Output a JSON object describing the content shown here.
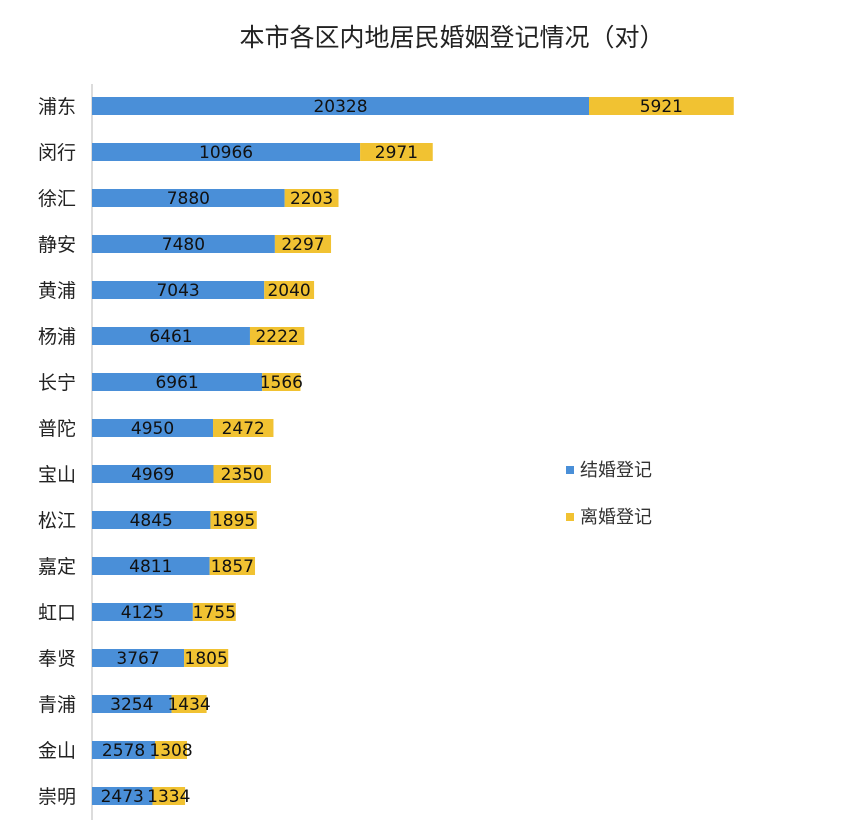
{
  "chart_data": {
    "type": "bar",
    "orientation": "horizontal",
    "stacked": true,
    "title": "本市各区内地居民婚姻登记情况（对）",
    "categories": [
      "浦东",
      "闵行",
      "徐汇",
      "静安",
      "黄浦",
      "杨浦",
      "长宁",
      "普陀",
      "宝山",
      "松江",
      "嘉定",
      "虹口",
      "奉贤",
      "青浦",
      "金山",
      "崇明"
    ],
    "series": [
      {
        "name": "结婚登记",
        "color": "#4a8fd8",
        "values": [
          20328,
          10966,
          7880,
          7480,
          7043,
          6461,
          6961,
          4950,
          4969,
          4845,
          4811,
          4125,
          3767,
          3254,
          2578,
          2473
        ]
      },
      {
        "name": "离婚登记",
        "color": "#f1c232",
        "values": [
          5921,
          2971,
          2203,
          2297,
          2040,
          2222,
          1566,
          2472,
          2350,
          1895,
          1857,
          1755,
          1805,
          1434,
          1308,
          1334
        ]
      }
    ],
    "data_labels": true,
    "grid": false,
    "legend_position": "right"
  }
}
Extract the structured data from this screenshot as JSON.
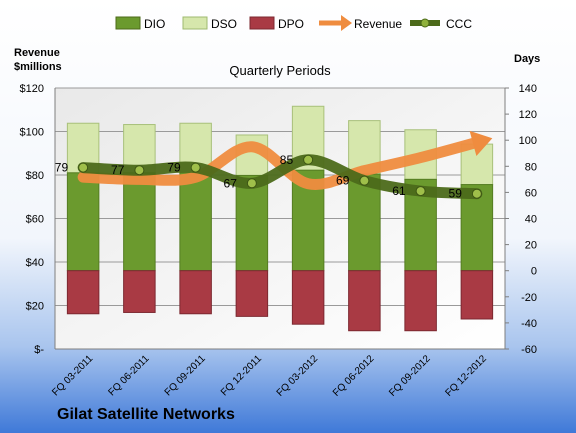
{
  "chart_data": {
    "type": "bar",
    "title": "Quarterly Periods",
    "company": "Gilat Satellite Networks",
    "left_axis_title": [
      "Revenue",
      "$millions"
    ],
    "right_axis_title": "Days",
    "left_axis": {
      "min": 0,
      "max": 120,
      "ticks": [
        "$-",
        "$20",
        "$40",
        "$60",
        "$80",
        "$100",
        "$120"
      ]
    },
    "right_axis": {
      "min": -60,
      "max": 140,
      "ticks": [
        "-60",
        "-40",
        "-20",
        "0",
        "20",
        "40",
        "60",
        "80",
        "100",
        "120",
        "140"
      ]
    },
    "categories": [
      "FQ 03-2011",
      "FQ 06-2011",
      "FQ 09-2011",
      "FQ 12-2011",
      "FQ 03-2012",
      "FQ 06-2012",
      "FQ 09-2012",
      "FQ 12-2012"
    ],
    "legend": [
      "DIO",
      "DSO",
      "DPO",
      "Revenue",
      "CCC"
    ],
    "series": [
      {
        "name": "DIO",
        "axis": "right",
        "values": [
          75,
          75,
          75,
          73,
          77,
          74,
          70,
          66
        ]
      },
      {
        "name": "DSO",
        "axis": "right",
        "values": [
          113,
          112,
          113,
          104,
          126,
          115,
          108,
          97
        ]
      },
      {
        "name": "DPO",
        "axis": "right",
        "values": [
          -33,
          -32,
          -33,
          -35,
          -41,
          -46,
          -46,
          -37
        ]
      },
      {
        "name": "Revenue",
        "axis": "left",
        "values": [
          79,
          78,
          79,
          93,
          76,
          82,
          88,
          95
        ]
      },
      {
        "name": "CCC",
        "axis": "right",
        "values": [
          79,
          77,
          79,
          67,
          85,
          69,
          61,
          59
        ]
      }
    ],
    "ccc_labels": [
      "79",
      "77",
      "79",
      "67",
      "85",
      "69",
      "61",
      "59"
    ],
    "colors": {
      "DIO": "#6b9a2e",
      "DSO": "#d6e7ac",
      "DPO": "#a93a44",
      "Revenue": "#ef8c3f",
      "CCC": "#4c6a1a",
      "background_top": "#ffffff",
      "background_bottom": "#3f79d8"
    }
  }
}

TASK INSTRUCTIONS: Print out every entry above without changing a word, and leave out the pictures.

RESPONSE:
Output a JSON object describing the content shown here.
{
  "chart_data": {
    "type": "bar",
    "orientation": "horizontal",
    "stacked": true,
    "title": "本市各区内地居民婚姻登记情况（对）",
    "categories": [
      "浦东",
      "闵行",
      "徐汇",
      "静安",
      "黄浦",
      "杨浦",
      "长宁",
      "普陀",
      "宝山",
      "松江",
      "嘉定",
      "虹口",
      "奉贤",
      "青浦",
      "金山",
      "崇明"
    ],
    "series": [
      {
        "name": "结婚登记",
        "color": "#4a8fd8",
        "values": [
          20328,
          10966,
          7880,
          7480,
          7043,
          6461,
          6961,
          4950,
          4969,
          4845,
          4811,
          4125,
          3767,
          3254,
          2578,
          2473
        ]
      },
      {
        "name": "离婚登记",
        "color": "#f1c232",
        "values": [
          5921,
          2971,
          2203,
          2297,
          2040,
          2222,
          1566,
          2472,
          2350,
          1895,
          1857,
          1755,
          1805,
          1434,
          1308,
          1334
        ]
      }
    ],
    "data_labels": true,
    "grid": false,
    "legend_position": "right"
  }
}
Extract the structured data from this screenshot as JSON.
{
  "chart_data": {
    "type": "bar",
    "title": "Quarterly Periods",
    "company": "Gilat Satellite Networks",
    "left_axis_title": [
      "Revenue",
      "$millions"
    ],
    "right_axis_title": "Days",
    "left_axis": {
      "min": 0,
      "max": 120,
      "ticks": [
        "$-",
        "$20",
        "$40",
        "$60",
        "$80",
        "$100",
        "$120"
      ]
    },
    "right_axis": {
      "min": -60,
      "max": 140,
      "ticks": [
        "-60",
        "-40",
        "-20",
        "0",
        "20",
        "40",
        "60",
        "80",
        "100",
        "120",
        "140"
      ]
    },
    "categories": [
      "FQ 03-2011",
      "FQ 06-2011",
      "FQ 09-2011",
      "FQ 12-2011",
      "FQ 03-2012",
      "FQ 06-2012",
      "FQ 09-2012",
      "FQ 12-2012"
    ],
    "legend": [
      "DIO",
      "DSO",
      "DPO",
      "Revenue",
      "CCC"
    ],
    "series": [
      {
        "name": "DIO",
        "axis": "right",
        "values": [
          75,
          75,
          75,
          73,
          77,
          74,
          70,
          66
        ]
      },
      {
        "name": "DSO",
        "axis": "right",
        "values": [
          113,
          112,
          113,
          104,
          126,
          115,
          108,
          97
        ]
      },
      {
        "name": "DPO",
        "axis": "right",
        "values": [
          -33,
          -32,
          -33,
          -35,
          -41,
          -46,
          -46,
          -37
        ]
      },
      {
        "name": "Revenue",
        "axis": "left",
        "values": [
          79,
          78,
          79,
          93,
          76,
          82,
          88,
          95
        ]
      },
      {
        "name": "CCC",
        "axis": "right",
        "values": [
          79,
          77,
          79,
          67,
          85,
          69,
          61,
          59
        ]
      }
    ],
    "ccc_labels": [
      "79",
      "77",
      "79",
      "67",
      "85",
      "69",
      "61",
      "59"
    ],
    "colors": {
      "DIO": "#6b9a2e",
      "DSO": "#d6e7ac",
      "DPO": "#a93a44",
      "Revenue": "#ef8c3f",
      "CCC": "#4c6a1a",
      "background_top": "#ffffff",
      "background_bottom": "#3f79d8"
    }
  }
}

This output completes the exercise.